Exercise brief
Give back the line where "What does this" appears and all the lines after it until the listing ends, unchanged and with nothing else.

Supplied records
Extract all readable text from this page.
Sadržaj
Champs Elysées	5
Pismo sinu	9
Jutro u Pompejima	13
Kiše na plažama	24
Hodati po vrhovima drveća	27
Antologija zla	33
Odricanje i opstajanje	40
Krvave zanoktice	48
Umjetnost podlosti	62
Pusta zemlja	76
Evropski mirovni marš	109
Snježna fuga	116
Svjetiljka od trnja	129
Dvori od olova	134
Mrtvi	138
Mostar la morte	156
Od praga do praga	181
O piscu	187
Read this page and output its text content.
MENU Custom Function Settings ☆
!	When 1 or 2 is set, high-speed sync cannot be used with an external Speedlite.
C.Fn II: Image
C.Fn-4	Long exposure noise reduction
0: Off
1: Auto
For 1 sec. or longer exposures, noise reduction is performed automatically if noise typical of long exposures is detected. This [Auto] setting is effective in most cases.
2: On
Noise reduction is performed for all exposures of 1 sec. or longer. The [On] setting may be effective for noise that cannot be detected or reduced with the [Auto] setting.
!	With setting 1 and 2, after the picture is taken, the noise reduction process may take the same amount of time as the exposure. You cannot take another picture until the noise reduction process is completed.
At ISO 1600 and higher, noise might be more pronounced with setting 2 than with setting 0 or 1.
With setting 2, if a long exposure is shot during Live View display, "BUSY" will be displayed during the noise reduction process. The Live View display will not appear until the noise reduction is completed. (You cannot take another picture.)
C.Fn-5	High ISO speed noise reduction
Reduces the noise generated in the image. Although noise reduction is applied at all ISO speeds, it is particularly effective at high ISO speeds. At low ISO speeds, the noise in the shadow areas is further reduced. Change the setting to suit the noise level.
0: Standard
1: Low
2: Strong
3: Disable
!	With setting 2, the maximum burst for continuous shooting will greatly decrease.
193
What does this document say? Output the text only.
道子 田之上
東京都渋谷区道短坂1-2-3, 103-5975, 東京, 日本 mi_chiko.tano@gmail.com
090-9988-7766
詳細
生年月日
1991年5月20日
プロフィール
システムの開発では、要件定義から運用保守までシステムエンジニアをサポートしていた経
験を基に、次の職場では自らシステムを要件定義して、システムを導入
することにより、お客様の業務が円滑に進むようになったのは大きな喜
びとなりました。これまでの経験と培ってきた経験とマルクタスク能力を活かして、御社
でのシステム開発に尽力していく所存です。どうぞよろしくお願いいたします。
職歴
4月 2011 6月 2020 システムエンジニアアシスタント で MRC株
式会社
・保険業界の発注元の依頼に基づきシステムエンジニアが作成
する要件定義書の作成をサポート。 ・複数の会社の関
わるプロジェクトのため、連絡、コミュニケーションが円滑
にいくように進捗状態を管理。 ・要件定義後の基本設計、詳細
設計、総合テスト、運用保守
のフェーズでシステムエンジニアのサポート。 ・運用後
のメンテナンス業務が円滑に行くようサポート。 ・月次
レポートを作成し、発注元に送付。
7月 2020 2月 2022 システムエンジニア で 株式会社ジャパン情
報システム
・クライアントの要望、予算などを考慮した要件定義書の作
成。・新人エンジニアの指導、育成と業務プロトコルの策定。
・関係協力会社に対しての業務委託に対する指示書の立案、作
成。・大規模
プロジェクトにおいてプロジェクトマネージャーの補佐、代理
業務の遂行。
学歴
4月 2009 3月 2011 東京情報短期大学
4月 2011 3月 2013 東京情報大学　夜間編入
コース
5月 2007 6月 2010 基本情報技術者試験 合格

Answer to this problem
What does this document say? Output the text only.
道子 田之上
東京都渋谷区道短坂1-2-3, 103-5975, 東京, 日本 mi_chiko.tano@gmail.com
090-9988-7766
詳細
生年月日
1991年5月20日
プロフィール
システムの開発では、要件定義から運用保守までシステムエンジニアをサポートしていた経
験を基に、次の職場では自らシステムを要件定義して、システムを導入
することにより、お客様の業務が円滑に進むようになったのは大きな喜
びとなりました。これまでの経験と培ってきた経験とマルクタスク能力を活かして、御社
でのシステム開発に尽力していく所存です。どうぞよろしくお願いいたします。
職歴
4月 2011 6月 2020 システムエンジニアアシスタント で MRC株
式会社
・保険業界の発注元の依頼に基づきシステムエンジニアが作成
する要件定義書の作成をサポート。 ・複数の会社の関
わるプロジェクトのため、連絡、コミュニケーションが円滑
にいくように進捗状態を管理。 ・要件定義後の基本設計、詳細
設計、総合テスト、運用保守
のフェーズでシステムエンジニアのサポート。 ・運用後
のメンテナンス業務が円滑に行くようサポート。 ・月次
レポートを作成し、発注元に送付。
7月 2020 2月 2022 システムエンジニア で 株式会社ジャパン情
報システム
・クライアントの要望、予算などを考慮した要件定義書の作
成。・新人エンジニアの指導、育成と業務プロトコルの策定。
・関係協力会社に対しての業務委託に対する指示書の立案、作
成。・大規模
プロジェクトにおいてプロジェクトマネージャーの補佐、代理
業務の遂行。
学歴
4月 2009 3月 2011 東京情報短期大学
4月 2011 3月 2013 東京情報大学　夜間編入
コース
5月 2007 6月 2010 基本情報技術者試験 合格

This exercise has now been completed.